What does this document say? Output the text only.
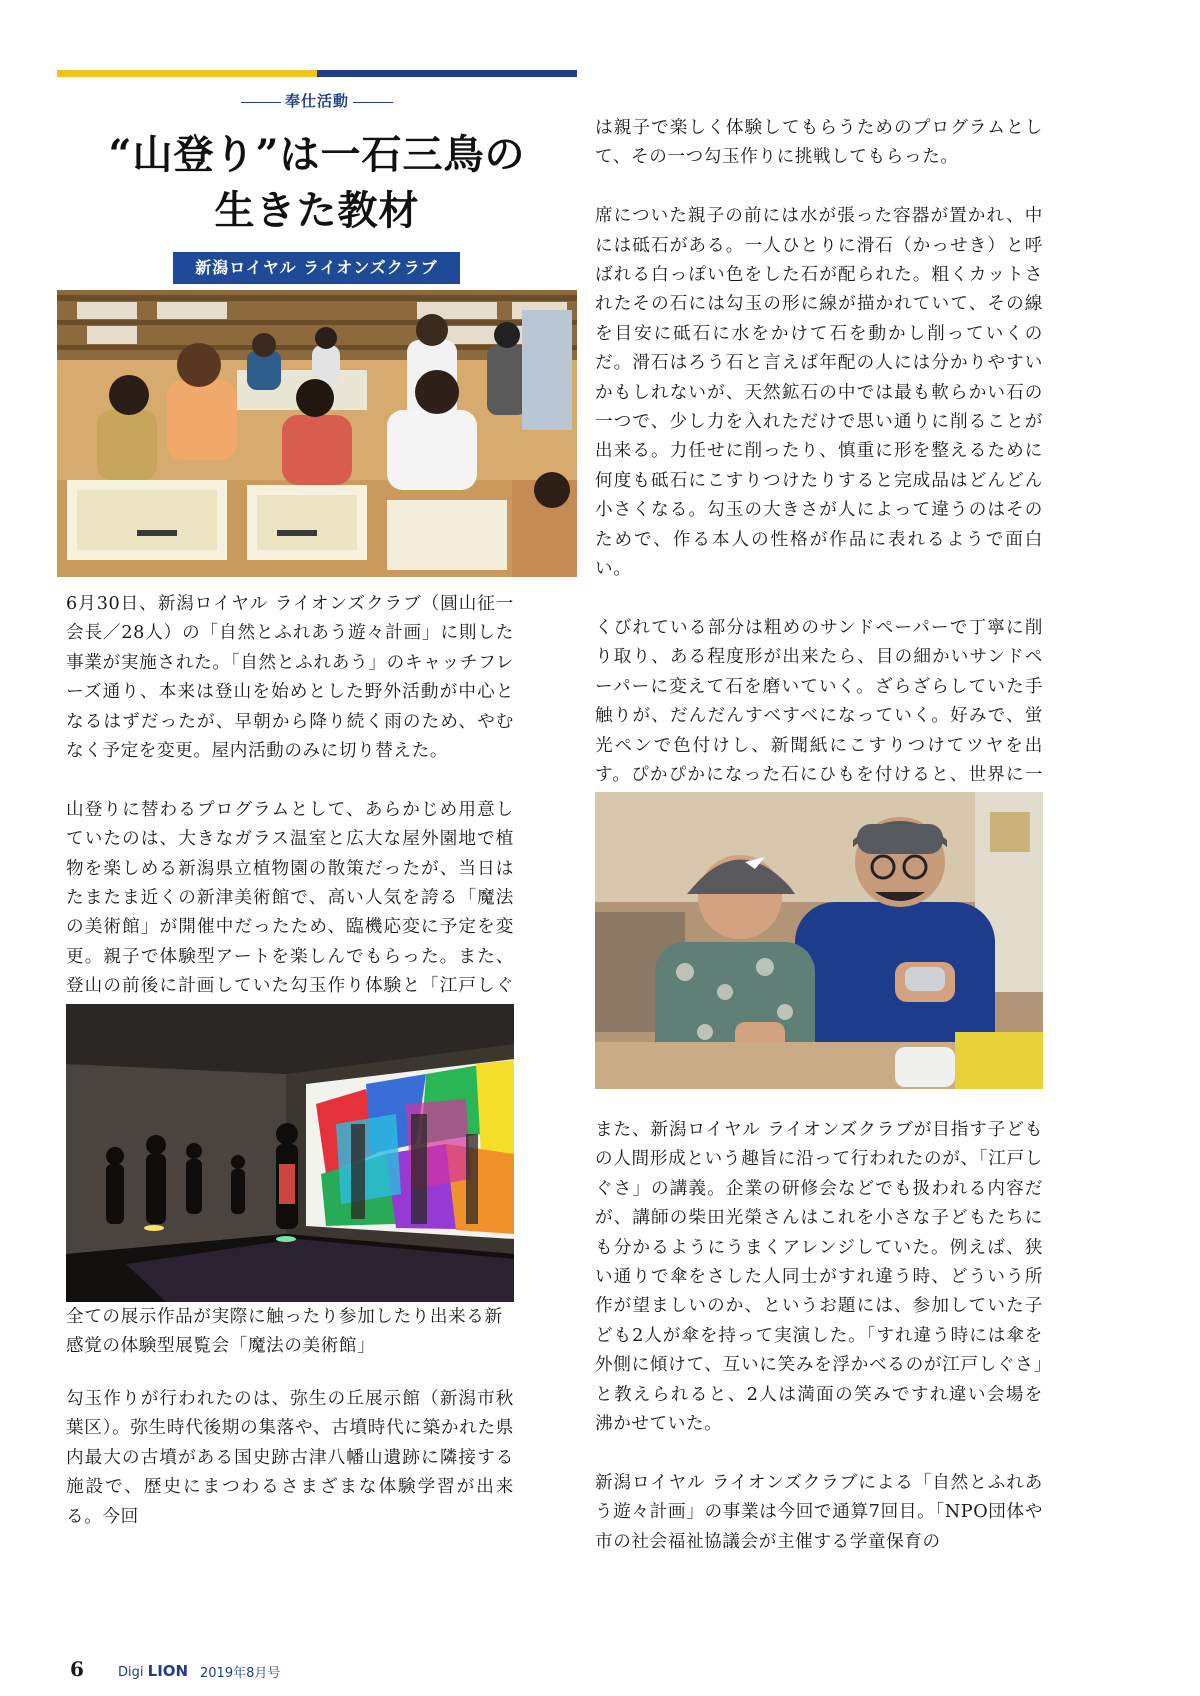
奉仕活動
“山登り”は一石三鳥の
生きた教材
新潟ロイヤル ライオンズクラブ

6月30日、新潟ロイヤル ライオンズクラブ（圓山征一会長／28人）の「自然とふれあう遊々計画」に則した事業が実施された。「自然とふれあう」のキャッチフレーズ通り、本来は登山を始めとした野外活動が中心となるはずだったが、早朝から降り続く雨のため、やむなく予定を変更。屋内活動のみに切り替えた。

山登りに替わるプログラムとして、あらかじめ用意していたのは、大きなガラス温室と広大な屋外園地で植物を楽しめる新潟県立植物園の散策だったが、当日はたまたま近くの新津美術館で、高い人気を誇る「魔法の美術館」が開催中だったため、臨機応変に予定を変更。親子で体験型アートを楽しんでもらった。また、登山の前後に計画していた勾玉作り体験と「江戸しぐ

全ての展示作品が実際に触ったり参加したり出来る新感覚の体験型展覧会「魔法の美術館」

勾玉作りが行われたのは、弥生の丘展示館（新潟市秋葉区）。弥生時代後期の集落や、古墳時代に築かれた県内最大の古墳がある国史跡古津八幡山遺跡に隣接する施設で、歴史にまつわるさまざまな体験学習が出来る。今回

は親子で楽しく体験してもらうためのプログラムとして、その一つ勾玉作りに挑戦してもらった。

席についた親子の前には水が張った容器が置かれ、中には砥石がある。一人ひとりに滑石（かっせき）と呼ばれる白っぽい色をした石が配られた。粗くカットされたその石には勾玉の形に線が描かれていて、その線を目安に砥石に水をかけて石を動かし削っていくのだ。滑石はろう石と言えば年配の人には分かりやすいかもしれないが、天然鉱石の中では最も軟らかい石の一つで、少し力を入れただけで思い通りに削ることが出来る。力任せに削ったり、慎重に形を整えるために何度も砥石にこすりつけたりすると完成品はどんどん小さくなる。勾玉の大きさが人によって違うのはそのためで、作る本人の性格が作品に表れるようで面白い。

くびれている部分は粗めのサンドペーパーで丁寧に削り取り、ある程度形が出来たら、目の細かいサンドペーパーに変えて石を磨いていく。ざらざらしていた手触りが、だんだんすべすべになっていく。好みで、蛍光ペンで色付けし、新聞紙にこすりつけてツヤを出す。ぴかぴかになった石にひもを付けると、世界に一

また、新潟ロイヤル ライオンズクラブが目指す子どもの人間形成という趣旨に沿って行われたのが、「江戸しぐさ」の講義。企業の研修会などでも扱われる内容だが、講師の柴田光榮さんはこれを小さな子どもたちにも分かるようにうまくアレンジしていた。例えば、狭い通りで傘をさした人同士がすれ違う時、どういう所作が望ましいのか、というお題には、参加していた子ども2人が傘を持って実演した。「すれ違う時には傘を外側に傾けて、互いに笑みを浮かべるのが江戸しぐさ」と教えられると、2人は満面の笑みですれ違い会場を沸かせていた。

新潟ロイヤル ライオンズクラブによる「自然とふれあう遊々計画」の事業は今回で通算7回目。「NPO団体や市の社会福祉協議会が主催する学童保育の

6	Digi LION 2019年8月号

━━━━━━━━━━━━━━━━━━━━━━━━━━━━━━

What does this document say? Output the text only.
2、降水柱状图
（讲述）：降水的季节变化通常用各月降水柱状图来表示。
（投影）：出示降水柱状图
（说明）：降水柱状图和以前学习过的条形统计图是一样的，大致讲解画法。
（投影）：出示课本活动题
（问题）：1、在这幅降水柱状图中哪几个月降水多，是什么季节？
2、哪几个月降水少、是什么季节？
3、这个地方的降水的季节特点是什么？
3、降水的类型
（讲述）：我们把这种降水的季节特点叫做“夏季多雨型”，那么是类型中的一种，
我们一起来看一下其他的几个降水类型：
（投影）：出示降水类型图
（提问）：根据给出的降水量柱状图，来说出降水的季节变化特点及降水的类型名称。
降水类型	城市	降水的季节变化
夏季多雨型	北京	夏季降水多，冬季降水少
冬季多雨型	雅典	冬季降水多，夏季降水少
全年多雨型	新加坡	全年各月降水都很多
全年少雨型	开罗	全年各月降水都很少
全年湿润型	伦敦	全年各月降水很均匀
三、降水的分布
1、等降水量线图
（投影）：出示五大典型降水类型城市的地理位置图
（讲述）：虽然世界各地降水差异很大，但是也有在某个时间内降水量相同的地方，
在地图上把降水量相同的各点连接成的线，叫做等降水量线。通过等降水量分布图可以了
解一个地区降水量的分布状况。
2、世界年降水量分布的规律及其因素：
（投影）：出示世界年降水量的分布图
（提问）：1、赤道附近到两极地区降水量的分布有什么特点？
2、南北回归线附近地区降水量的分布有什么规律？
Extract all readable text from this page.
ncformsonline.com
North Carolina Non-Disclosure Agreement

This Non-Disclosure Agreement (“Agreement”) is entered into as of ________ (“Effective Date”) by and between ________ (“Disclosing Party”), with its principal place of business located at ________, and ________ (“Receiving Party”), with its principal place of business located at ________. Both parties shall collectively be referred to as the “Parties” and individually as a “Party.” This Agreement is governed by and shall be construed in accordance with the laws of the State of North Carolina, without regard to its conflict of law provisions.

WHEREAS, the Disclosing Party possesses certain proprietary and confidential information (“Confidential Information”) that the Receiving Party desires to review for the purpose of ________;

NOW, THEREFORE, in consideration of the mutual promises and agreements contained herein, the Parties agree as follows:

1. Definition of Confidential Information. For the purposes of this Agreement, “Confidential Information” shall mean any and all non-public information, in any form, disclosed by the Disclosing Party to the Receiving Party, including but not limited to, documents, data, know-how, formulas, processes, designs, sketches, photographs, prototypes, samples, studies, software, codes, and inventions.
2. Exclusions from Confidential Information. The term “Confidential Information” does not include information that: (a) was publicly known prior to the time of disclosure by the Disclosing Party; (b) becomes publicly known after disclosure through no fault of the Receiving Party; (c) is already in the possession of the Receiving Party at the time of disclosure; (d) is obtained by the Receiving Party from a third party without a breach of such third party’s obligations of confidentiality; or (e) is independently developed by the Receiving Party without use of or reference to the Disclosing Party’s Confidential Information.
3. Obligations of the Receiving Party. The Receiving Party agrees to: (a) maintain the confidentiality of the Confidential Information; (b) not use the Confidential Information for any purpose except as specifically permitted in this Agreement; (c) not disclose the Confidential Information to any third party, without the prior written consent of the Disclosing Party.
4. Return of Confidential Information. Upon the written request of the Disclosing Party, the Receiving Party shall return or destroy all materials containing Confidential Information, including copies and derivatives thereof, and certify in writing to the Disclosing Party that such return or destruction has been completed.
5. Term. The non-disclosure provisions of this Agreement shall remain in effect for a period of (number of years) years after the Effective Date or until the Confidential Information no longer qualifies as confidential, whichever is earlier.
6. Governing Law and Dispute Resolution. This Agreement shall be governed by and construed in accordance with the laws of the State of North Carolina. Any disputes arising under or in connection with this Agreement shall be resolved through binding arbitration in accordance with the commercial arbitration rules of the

━━━━━━━━━━━━━━━━━━━━━━━━━━━━━━

**YOUR INSTRUCTIONS**
Examine the entries and report how many of their lines contain the string "新潟ロイヤル", giving no more than the number.

**EXPECTED OUTPUT**
4